§ Problem
Could you rewrite all the rows below as a Markdown table with two columns, Number and Line, leaving out any blank lines?

— start Data records —

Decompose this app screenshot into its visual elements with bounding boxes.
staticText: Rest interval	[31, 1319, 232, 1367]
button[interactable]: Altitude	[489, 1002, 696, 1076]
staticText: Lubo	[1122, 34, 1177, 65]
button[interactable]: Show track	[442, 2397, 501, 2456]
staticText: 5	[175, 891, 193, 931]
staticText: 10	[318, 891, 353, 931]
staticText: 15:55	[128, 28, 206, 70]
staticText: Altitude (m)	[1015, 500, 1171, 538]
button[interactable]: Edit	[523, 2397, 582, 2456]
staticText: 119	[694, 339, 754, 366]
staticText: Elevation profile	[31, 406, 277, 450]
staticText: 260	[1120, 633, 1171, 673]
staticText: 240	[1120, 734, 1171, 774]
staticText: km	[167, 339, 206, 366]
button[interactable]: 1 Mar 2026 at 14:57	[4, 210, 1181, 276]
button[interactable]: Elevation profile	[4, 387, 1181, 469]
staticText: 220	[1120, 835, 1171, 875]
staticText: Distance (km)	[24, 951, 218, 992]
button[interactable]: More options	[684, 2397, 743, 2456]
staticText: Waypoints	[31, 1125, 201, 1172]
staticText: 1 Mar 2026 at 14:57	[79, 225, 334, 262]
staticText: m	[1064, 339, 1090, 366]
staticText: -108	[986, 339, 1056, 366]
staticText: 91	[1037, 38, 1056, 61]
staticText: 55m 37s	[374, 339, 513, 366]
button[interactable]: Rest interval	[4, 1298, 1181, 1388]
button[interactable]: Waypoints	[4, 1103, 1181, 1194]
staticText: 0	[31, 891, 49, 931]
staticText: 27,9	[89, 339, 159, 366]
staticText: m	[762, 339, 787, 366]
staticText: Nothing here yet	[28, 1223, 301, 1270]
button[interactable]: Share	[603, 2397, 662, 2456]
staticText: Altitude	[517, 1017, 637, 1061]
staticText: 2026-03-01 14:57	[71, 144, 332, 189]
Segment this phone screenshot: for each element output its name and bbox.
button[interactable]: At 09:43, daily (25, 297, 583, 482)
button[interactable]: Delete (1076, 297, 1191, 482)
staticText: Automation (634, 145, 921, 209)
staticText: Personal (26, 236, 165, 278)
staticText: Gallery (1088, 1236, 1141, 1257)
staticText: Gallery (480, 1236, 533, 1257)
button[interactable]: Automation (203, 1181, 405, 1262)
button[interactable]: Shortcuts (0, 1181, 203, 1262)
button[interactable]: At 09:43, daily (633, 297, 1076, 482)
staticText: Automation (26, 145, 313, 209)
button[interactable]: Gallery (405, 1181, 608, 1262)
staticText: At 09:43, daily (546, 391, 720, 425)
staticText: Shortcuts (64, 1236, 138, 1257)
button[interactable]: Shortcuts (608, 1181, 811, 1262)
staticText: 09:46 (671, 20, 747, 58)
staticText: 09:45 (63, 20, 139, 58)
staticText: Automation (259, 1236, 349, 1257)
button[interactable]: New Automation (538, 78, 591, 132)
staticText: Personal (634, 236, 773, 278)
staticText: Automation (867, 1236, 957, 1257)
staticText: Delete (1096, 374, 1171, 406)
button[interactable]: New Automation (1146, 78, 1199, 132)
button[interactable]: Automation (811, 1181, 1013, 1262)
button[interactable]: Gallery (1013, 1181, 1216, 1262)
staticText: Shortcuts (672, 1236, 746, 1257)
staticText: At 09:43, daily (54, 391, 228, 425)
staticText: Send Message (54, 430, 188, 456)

— end Data records —

§ Written response
| Number | Line |
|---|---|
| 1 | Decompose this app screenshot into its visual elements with bounding boxes. |
| 2 | staticText: Rest interval	[31, 1319, 232, 1367] |
| 3 | button[interactable]: Altitude	[489, 1002, 696, 1076] |
| 4 | staticText: Lubo	[1122, 34, 1177, 65] |
| 5 | button[interactable]: Show track	[442, 2397, 501, 2456] |
| 6 | staticText: 5	[175, 891, 193, 931] |
| 7 | staticText: 10	[318, 891, 353, 931] |
| 8 | staticText: 15:55	[128, 28, 206, 70] |
| 9 | staticText: Altitude (m)	[1015, 500, 1171, 538] |
| 10 | button[interactable]: Edit	[523, 2397, 582, 2456] |
| 11 | staticText: 119	[694, 339, 754, 366] |
| 12 | staticText: Elevation profile	[31, 406, 277, 450] |
| 13 | staticText: 260	[1120, 633, 1171, 673] |
| 14 | staticText: 240	[1120, 734, 1171, 774] |
| 15 | staticText: km	[167, 339, 206, 366] |
| 16 | button[interactable]: 1 Mar 2026 at 14:57	[4, 210, 1181, 276] |
| 17 | button[interactable]: Elevation profile	[4, 387, 1181, 469] |
| 18 | staticText: 220	[1120, 835, 1171, 875] |
| 19 | staticText: Distance (km)	[24, 951, 218, 992] |
| 20 | button[interactable]: More options	[684, 2397, 743, 2456] |
| 21 | staticText: Waypoints	[31, 1125, 201, 1172] |
| 22 | staticText: 1 Mar 2026 at 14:57	[79, 225, 334, 262] |
| 23 | staticText: m	[1064, 339, 1090, 366] |
| 24 | staticText: -108	[986, 339, 1056, 366] |
| 25 | staticText: 91	[1037, 38, 1056, 61] |
| 26 | staticText: 55m 37s	[374, 339, 513, 366] |
| 27 | button[interactable]: Rest interval	[4, 1298, 1181, 1388] |
| 28 | button[interactable]: Waypoints	[4, 1103, 1181, 1194] |
| 29 | staticText: 0	[31, 891, 49, 931] |
| 30 | staticText: 27,9	[89, 339, 159, 366] |
| 31 | staticText: m	[762, 339, 787, 366] |
| 32 | staticText: Nothing here yet	[28, 1223, 301, 1270] |
| 33 | button[interactable]: Share	[603, 2397, 662, 2456] |
| 34 | staticText: Altitude	[517, 1017, 637, 1061] |
| 35 | staticText: 2026-03-01 14:57	[71, 144, 332, 189] |
| 36 | Segment this phone screenshot: for each element output its name and bbox. |
| 37 | button[interactable]: At 09:43, daily (25, 297, 583, 482) |
| 38 | button[interactable]: Delete (1076, 297, 1191, 482) |
| 39 | staticText: Automation (634, 145, 921, 209) |
| 40 | staticText: Personal (26, 236, 165, 278) |
| 41 | staticText: Gallery (1088, 1236, 1141, 1257) |
| 42 | staticText: Gallery (480, 1236, 533, 1257) |
| 43 | button[interactable]: Automation (203, 1181, 405, 1262) |
| 44 | button[interactable]: Shortcuts (0, 1181, 203, 1262) |
| 45 | button[interactable]: At 09:43, daily (633, 297, 1076, 482) |
| 46 | staticText: Automation (26, 145, 313, 209) |
| 47 | button[interactable]: Gallery (405, 1181, 608, 1262) |
| 48 | staticText: At 09:43, daily (546, 391, 720, 425) |
| 49 | staticText: Shortcuts (64, 1236, 138, 1257) |
| 50 | button[interactable]: Shortcuts (608, 1181, 811, 1262) |
| 51 | staticText: 09:46 (671, 20, 747, 58) |
| 52 | staticText: 09:45 (63, 20, 139, 58) |
| 53 | staticText: Automation (259, 1236, 349, 1257) |
| 54 | button[interactable]: New Automation (538, 78, 591, 132) |
| 55 | staticText: Personal (634, 236, 773, 278) |
| 56 | staticText: Automation (867, 1236, 957, 1257) |
| 57 | staticText: Delete (1096, 374, 1171, 406) |
| 58 | button[interactable]: New Automation (1146, 78, 1199, 132) |
| 59 | button[interactable]: Automation (811, 1181, 1013, 1262) |
| 60 | button[interactable]: Gallery (1013, 1181, 1216, 1262) |
| 61 | staticText: Shortcuts (672, 1236, 746, 1257) |
| 62 | staticText: At 09:43, daily (54, 391, 228, 425) |
| 63 | staticText: Send Message (54, 430, 188, 456) |